═════ TEXT FOR ANALYSIS

I feel like it’s an ego thing
It's a few things in my experience.
1) PIs who insist on strict authorship criteria over industry precedent. Strict authorship criteria being "you must do substantial writing and contribute intellectually to the core idea/conclusions," and industry precedent being, "you contributed data, writing, funds, etc..."
2) Grad students/post-docs who don't want to be outshined and don't want to offer opportunity to others around them.
1 is just ineffective protest. You punish your trainees while the rest of the world moves on. 2 is human nature and it's in every lab.
During the COVID shutdown, a core microscope was restricted to one user per lab. That user wound up taking all images for publication from that machine for about 1.5 years. It was maybe an extra 15-30 minutes of work per week capturing very trivial images. They contributed 0 to the projects, just snapped the image and sent the raw data to the 1st author. However, they were insistent on being an author on all these papers. They got on about 8-9 papers that way, which in engineering is a
ton of papers. Needless to say, people were
salty about it. I think people go out of their way to not include this person on their pubs now because it felt so unjust.
I'm currently dealing with a particularly overzealous grad student trying to literally write me out of a 3rd author paper that was submitted and then rejected years ago. There's a lot to unpack there, but the kid is... intense, and I think he sees me as competition. I think his ego can only handle being the absolute best grad student in the lab. The PI gave him and another student the project to finish. He went as far as re-writing the entire paper and specifically excluding my data. Neither the PI or the original 1st author are going to stand for that, but it's pretty illustrative of the emotions that run through a lab.

══════════
═════ EXTRACTED ENTRIES

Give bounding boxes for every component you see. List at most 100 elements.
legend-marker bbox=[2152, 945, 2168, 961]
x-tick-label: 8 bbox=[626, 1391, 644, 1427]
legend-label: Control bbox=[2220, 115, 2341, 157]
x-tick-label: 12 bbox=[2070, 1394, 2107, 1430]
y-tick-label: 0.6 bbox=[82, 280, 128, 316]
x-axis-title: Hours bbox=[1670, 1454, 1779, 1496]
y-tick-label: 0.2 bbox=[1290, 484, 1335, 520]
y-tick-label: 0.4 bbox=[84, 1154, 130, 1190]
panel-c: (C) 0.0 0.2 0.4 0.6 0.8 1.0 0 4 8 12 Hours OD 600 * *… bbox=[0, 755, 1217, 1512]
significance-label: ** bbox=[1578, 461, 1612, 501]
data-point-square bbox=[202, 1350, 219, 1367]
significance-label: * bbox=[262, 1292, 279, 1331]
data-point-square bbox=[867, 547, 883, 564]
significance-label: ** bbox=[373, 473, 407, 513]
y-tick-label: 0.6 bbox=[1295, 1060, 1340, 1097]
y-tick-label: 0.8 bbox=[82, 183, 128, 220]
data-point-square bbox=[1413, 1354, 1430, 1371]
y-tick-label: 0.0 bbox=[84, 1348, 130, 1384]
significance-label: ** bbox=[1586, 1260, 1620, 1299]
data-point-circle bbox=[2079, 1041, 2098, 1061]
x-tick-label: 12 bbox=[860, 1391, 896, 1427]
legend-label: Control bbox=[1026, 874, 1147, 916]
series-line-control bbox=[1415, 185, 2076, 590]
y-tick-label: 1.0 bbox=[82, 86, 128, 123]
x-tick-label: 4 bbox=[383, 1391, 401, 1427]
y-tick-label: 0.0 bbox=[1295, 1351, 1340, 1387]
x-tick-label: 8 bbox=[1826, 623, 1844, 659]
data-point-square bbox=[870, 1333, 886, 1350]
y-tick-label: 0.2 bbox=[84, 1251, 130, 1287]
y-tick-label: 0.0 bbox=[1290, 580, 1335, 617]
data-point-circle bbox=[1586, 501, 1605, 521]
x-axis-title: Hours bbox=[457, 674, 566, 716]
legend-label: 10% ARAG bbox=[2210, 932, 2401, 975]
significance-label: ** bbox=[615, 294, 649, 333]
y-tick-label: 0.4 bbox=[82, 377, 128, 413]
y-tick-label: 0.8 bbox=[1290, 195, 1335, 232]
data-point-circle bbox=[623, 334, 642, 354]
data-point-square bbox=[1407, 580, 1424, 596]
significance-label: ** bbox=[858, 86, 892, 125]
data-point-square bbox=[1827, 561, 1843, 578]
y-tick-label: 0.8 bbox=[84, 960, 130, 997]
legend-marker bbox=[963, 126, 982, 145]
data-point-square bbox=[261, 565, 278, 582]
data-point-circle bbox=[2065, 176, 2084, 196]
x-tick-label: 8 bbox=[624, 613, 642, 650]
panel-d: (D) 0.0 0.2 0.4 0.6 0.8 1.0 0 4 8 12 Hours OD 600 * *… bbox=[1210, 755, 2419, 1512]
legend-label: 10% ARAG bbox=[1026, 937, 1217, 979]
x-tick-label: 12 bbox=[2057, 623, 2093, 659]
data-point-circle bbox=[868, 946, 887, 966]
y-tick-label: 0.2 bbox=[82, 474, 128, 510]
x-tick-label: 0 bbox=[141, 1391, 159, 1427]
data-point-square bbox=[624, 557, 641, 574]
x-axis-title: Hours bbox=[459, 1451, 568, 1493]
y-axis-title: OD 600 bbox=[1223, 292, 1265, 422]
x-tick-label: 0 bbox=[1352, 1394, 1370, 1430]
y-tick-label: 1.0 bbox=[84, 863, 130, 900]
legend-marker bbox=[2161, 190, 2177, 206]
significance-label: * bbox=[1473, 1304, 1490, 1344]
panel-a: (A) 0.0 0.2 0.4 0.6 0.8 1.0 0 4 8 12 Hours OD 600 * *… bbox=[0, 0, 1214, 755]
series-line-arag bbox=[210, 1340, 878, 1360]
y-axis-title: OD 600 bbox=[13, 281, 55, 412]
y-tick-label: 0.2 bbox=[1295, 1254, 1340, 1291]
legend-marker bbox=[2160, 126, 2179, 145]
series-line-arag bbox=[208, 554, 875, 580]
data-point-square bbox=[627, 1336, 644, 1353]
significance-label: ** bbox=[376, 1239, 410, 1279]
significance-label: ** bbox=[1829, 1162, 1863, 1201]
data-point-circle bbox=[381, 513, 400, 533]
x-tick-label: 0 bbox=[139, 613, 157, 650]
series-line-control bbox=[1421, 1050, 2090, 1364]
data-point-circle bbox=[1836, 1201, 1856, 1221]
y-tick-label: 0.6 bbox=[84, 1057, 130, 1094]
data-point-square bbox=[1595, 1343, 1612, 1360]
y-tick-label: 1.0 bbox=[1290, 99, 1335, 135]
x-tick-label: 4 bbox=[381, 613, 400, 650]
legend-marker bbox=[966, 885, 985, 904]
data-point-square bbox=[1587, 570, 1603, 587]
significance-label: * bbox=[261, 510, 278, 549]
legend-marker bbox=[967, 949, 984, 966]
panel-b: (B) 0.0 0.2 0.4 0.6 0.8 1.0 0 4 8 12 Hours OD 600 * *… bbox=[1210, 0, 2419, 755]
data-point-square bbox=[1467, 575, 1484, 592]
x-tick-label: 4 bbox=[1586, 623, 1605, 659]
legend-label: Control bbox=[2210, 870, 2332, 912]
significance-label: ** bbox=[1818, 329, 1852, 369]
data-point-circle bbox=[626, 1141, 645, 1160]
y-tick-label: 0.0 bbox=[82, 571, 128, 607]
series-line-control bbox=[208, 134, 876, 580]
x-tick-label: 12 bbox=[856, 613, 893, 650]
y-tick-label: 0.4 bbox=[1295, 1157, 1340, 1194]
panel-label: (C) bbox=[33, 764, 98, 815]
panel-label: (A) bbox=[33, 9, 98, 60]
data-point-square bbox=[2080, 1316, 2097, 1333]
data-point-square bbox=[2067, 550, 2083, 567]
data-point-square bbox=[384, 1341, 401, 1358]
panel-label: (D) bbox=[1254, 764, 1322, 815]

══════════

▶ WORK INSTRUCTIONS
Continue the text on authorship disputes in research labs, starting after its final sentence.

▶ RESPONSE TO THE TASK
This idea is so asinine. “Well he’s got a first author cell paper, but there were 20 other authors so he probably didn’t do much” -nobody
Exactly. Everyone knows authorship contribution basically declines exponentially as you go down the list, even more in basic science than in clinical pubs. A first author paper in CNS is
years of meticulous work. Second author is a part-time role, maybe 10 hours/week for a year or so. By the time you're on the 10th author we're talking about contributions that range from a single afternoon of work to inclusion for political reasons.
We should just start separating 1st author from mid-author pubs and (maybe most importantly) separate intellectual from technical contribution. The "throw everyone in an arbitrary list" thing makes no sense to me and just causes a bunch of bickering.